## Aim
Can you give all the records again without altering a single character?

══ Data in this exercise

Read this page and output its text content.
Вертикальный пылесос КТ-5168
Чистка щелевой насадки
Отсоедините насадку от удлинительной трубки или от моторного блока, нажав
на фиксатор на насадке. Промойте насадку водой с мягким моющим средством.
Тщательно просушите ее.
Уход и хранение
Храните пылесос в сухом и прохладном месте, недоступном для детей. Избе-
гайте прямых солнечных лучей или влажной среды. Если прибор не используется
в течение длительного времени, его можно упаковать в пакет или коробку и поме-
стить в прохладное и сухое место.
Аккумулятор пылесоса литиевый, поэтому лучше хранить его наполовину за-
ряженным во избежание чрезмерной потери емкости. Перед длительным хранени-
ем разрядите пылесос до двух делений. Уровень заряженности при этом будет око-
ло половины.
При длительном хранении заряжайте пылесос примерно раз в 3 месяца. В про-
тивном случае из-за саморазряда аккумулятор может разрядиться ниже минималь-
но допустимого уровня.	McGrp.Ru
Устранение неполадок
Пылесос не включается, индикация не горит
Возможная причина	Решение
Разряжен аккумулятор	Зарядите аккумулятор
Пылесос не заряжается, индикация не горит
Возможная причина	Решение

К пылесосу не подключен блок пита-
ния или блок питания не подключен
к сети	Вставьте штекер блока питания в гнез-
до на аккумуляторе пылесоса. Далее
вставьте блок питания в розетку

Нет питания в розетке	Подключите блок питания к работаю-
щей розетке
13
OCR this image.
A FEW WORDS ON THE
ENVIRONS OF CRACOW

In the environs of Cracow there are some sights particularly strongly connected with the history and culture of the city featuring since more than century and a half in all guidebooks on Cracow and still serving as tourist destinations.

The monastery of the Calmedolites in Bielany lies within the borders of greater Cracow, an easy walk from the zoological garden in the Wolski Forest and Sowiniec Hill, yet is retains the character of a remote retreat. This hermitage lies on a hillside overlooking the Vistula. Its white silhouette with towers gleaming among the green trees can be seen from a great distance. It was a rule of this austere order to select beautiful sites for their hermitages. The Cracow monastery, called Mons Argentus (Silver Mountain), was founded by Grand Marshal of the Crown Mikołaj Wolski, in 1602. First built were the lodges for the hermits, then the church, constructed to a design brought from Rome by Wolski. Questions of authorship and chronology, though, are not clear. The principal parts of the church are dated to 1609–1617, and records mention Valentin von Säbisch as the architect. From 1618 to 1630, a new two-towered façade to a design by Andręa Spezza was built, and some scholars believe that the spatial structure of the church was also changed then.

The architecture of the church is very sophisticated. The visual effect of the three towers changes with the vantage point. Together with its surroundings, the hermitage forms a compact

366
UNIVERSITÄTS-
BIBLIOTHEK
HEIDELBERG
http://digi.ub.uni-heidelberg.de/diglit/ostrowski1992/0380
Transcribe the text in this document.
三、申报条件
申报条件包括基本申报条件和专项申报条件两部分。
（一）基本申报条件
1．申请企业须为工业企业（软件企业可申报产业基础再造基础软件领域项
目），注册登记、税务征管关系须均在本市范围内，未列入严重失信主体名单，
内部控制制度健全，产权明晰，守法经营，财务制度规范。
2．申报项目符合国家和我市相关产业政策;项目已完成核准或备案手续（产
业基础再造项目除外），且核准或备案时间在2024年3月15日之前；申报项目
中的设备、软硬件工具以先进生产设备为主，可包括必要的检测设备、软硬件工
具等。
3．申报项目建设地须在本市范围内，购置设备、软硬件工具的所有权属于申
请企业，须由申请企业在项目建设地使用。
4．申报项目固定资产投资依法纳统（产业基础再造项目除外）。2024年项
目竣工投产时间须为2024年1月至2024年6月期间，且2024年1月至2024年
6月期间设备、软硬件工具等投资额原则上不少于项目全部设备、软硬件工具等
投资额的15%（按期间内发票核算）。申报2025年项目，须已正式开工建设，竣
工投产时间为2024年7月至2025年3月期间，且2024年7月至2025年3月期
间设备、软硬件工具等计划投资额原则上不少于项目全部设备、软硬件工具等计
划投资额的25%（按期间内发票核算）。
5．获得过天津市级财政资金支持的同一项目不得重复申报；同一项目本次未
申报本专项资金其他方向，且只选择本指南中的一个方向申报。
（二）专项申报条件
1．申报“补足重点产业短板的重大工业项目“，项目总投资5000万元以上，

════

## The result
Read this page and output its text content.
Вертикальный пылесос КТ-5168
Чистка щелевой насадки
Отсоедините насадку от удлинительной трубки или от моторного блока, нажав
на фиксатор на насадке. Промойте насадку водой с мягким моющим средством.
Тщательно просушите ее.
Уход и хранение
Храните пылесос в сухом и прохладном месте, недоступном для детей. Избе-
гайте прямых солнечных лучей или влажной среды. Если прибор не используется
в течение длительного времени, его можно упаковать в пакет или коробку и поме-
стить в прохладное и сухое место.
Аккумулятор пылесоса литиевый, поэтому лучше хранить его наполовину за-
ряженным во избежание чрезмерной потери емкости. Перед длительным хранени-
ем разрядите пылесос до двух делений. Уровень заряженности при этом будет око-
ло половины.
При длительном хранении заряжайте пылесос примерно раз в 3 месяца. В про-
тивном случае из-за саморазряда аккумулятор может разрядиться ниже минималь-
но допустимого уровня.	McGrp.Ru
Устранение неполадок
Пылесос не включается, индикация не горит
Возможная причина	Решение
Разряжен аккумулятор	Зарядите аккумулятор
Пылесос не заряжается, индикация не горит
Возможная причина	Решение

К пылесосу не подключен блок пита-
ния или блок питания не подключен
к сети	Вставьте штекер блока питания в гнез-
до на аккумуляторе пылесоса. Далее
вставьте блок питания в розетку

Нет питания в розетке	Подключите блок питания к работаю-
щей розетке
13
OCR this image.
A FEW WORDS ON THE
ENVIRONS OF CRACOW

In the environs of Cracow there are some sights particularly strongly connected with the history and culture of the city featuring since more than century and a half in all guidebooks on Cracow and still serving as tourist destinations.

The monastery of the Calmedolites in Bielany lies within the borders of greater Cracow, an easy walk from the zoological garden in the Wolski Forest and Sowiniec Hill, yet is retains the character of a remote retreat. This hermitage lies on a hillside overlooking the Vistula. Its white silhouette with towers gleaming among the green trees can be seen from a great distance. It was a rule of this austere order to select beautiful sites for their hermitages. The Cracow monastery, called Mons Argentus (Silver Mountain), was founded by Grand Marshal of the Crown Mikołaj Wolski, in 1602. First built were the lodges for the hermits, then the church, constructed to a design brought from Rome by Wolski. Questions of authorship and chronology, though, are not clear. The principal parts of the church are dated to 1609–1617, and records mention Valentin von Säbisch as the architect. From 1618 to 1630, a new two-towered façade to a design by Andręa Spezza was built, and some scholars believe that the spatial structure of the church was also changed then.

The architecture of the church is very sophisticated. The visual effect of the three towers changes with the vantage point. Together with its surroundings, the hermitage forms a compact

366
UNIVERSITÄTS-
BIBLIOTHEK
HEIDELBERG
http://digi.ub.uni-heidelberg.de/diglit/ostrowski1992/0380
Transcribe the text in this document.
三、申报条件
申报条件包括基本申报条件和专项申报条件两部分。
（一）基本申报条件
1．申请企业须为工业企业（软件企业可申报产业基础再造基础软件领域项
目），注册登记、税务征管关系须均在本市范围内，未列入严重失信主体名单，
内部控制制度健全，产权明晰，守法经营，财务制度规范。
2．申报项目符合国家和我市相关产业政策;项目已完成核准或备案手续（产
业基础再造项目除外），且核准或备案时间在2024年3月15日之前；申报项目
中的设备、软硬件工具以先进生产设备为主，可包括必要的检测设备、软硬件工
具等。
3．申报项目建设地须在本市范围内，购置设备、软硬件工具的所有权属于申
请企业，须由申请企业在项目建设地使用。
4．申报项目固定资产投资依法纳统（产业基础再造项目除外）。2024年项
目竣工投产时间须为2024年1月至2024年6月期间，且2024年1月至2024年
6月期间设备、软硬件工具等投资额原则上不少于项目全部设备、软硬件工具等
投资额的15%（按期间内发票核算）。申报2025年项目，须已正式开工建设，竣
工投产时间为2024年7月至2025年3月期间，且2024年7月至2025年3月期
间设备、软硬件工具等计划投资额原则上不少于项目全部设备、软硬件工具等计
划投资额的25%（按期间内发票核算）。
5．获得过天津市级财政资金支持的同一项目不得重复申报；同一项目本次未
申报本专项资金其他方向，且只选择本指南中的一个方向申报。
（二）专项申报条件
1．申报“补足重点产业短板的重大工业项目“，项目总投资5000万元以上，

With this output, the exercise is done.